## What the task requires
Write only the number of lines holding the string "info".
-- Start Data in this exercise --
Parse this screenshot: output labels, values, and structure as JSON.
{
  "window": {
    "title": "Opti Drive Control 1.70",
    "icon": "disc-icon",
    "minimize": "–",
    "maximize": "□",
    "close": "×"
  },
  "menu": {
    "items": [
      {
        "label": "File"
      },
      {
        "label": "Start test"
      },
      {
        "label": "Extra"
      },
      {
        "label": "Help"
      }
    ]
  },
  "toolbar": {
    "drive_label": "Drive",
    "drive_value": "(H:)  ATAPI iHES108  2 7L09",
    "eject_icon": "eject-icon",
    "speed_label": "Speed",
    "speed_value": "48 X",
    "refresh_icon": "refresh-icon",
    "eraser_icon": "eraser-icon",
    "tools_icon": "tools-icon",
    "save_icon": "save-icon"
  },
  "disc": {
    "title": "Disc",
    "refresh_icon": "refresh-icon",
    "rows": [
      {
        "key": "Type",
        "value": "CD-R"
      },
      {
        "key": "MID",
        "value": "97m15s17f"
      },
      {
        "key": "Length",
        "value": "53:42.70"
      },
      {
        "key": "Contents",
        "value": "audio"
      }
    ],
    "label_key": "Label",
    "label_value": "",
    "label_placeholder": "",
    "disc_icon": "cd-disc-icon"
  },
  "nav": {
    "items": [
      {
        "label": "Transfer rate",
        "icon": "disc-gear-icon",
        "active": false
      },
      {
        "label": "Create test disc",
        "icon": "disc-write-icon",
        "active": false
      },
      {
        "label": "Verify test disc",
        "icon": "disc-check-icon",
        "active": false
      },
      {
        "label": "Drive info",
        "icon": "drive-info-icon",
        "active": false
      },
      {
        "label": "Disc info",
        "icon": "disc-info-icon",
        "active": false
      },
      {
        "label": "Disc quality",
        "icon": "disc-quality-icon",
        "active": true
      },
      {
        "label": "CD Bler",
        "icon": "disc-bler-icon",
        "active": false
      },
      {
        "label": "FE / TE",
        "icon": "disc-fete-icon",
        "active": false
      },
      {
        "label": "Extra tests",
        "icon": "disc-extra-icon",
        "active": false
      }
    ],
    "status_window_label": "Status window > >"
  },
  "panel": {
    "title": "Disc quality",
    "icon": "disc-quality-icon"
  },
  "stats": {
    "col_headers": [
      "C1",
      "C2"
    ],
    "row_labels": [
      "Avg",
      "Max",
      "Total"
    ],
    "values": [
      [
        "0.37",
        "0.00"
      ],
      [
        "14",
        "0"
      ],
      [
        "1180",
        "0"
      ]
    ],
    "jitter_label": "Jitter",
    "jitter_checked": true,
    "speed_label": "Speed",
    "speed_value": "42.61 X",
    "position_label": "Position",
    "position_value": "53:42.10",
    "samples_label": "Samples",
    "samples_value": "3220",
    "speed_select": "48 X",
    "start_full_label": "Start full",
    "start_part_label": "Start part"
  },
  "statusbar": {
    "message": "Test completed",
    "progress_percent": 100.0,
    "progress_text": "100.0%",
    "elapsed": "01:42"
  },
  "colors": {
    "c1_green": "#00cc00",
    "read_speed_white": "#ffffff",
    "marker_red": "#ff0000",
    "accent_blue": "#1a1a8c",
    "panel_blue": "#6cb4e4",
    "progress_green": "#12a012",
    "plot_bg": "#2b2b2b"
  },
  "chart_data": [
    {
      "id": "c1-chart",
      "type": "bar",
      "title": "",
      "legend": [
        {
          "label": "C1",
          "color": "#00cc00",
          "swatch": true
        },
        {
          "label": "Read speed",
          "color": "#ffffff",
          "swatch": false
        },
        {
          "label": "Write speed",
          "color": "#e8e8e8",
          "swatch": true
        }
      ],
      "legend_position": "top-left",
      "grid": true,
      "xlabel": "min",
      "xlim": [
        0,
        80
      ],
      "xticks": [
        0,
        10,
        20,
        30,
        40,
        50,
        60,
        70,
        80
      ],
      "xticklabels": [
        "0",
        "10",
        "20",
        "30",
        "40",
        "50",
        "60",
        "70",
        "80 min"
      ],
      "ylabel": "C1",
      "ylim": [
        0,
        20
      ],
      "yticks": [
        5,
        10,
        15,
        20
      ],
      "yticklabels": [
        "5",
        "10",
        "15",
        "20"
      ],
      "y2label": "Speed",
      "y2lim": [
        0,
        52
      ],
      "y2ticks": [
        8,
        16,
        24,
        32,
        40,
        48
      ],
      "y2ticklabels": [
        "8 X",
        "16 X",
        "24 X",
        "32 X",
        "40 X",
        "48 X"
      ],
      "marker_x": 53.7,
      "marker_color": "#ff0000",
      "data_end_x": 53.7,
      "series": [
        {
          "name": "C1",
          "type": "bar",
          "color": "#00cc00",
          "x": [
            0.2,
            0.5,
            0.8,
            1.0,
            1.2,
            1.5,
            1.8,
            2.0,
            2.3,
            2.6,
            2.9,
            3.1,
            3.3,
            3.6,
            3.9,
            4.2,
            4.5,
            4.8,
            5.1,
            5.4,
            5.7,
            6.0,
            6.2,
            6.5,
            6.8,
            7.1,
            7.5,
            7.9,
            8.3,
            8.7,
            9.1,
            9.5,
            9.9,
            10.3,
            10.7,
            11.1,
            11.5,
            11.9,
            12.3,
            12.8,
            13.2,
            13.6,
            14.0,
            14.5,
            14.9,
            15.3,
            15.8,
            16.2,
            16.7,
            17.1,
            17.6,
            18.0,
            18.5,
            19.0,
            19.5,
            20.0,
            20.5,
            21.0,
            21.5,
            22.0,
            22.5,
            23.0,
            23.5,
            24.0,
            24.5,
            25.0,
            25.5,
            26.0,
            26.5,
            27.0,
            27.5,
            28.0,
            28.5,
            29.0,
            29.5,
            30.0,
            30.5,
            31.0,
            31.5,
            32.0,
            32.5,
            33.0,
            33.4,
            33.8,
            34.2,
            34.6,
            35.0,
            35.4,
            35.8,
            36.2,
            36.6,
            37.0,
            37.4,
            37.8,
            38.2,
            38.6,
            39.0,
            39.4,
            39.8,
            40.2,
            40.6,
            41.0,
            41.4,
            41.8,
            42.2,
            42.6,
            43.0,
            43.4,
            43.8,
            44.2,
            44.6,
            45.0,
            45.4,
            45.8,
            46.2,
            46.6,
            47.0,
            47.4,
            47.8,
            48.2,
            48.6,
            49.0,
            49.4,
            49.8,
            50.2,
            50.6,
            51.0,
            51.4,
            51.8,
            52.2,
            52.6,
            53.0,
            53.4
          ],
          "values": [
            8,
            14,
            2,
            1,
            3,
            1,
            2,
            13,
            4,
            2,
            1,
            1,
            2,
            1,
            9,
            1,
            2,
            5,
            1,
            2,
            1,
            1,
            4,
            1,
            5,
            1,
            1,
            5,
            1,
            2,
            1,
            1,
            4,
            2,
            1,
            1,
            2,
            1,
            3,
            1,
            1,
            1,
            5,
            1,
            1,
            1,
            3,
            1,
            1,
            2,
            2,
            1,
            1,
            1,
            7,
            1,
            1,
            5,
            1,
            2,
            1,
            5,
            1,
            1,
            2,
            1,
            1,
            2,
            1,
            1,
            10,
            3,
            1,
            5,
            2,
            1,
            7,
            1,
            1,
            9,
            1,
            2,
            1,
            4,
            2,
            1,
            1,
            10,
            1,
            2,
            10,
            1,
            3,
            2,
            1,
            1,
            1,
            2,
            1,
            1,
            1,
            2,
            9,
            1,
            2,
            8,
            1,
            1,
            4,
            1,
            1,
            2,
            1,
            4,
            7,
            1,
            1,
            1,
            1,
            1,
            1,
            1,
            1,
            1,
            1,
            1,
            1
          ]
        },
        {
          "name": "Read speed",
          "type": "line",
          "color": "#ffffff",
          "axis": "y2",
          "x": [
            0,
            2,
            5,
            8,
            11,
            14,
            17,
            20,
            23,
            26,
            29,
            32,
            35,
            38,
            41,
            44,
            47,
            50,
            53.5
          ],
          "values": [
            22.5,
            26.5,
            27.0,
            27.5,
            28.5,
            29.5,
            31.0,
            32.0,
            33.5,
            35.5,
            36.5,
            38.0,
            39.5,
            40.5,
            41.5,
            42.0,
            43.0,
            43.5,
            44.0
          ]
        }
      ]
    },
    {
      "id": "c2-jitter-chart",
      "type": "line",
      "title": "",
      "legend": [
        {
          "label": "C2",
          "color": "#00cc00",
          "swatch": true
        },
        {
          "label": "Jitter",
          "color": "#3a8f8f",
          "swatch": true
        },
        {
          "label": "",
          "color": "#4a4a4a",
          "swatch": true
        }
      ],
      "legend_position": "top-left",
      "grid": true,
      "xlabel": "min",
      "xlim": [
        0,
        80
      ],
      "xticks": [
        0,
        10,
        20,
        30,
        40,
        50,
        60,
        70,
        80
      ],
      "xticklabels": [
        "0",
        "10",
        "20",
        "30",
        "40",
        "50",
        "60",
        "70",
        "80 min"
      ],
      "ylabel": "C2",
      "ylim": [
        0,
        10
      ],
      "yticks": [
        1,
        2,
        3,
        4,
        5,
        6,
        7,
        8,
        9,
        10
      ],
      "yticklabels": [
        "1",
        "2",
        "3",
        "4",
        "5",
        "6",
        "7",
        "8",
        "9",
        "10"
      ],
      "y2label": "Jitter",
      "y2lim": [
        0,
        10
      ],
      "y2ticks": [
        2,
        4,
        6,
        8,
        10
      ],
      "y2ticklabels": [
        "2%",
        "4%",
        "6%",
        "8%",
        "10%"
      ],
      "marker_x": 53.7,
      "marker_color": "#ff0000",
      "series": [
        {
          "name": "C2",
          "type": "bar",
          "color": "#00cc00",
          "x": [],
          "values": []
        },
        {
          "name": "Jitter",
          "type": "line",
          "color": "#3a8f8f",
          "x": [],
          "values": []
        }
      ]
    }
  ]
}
-- End Data in this exercise --
## Response
4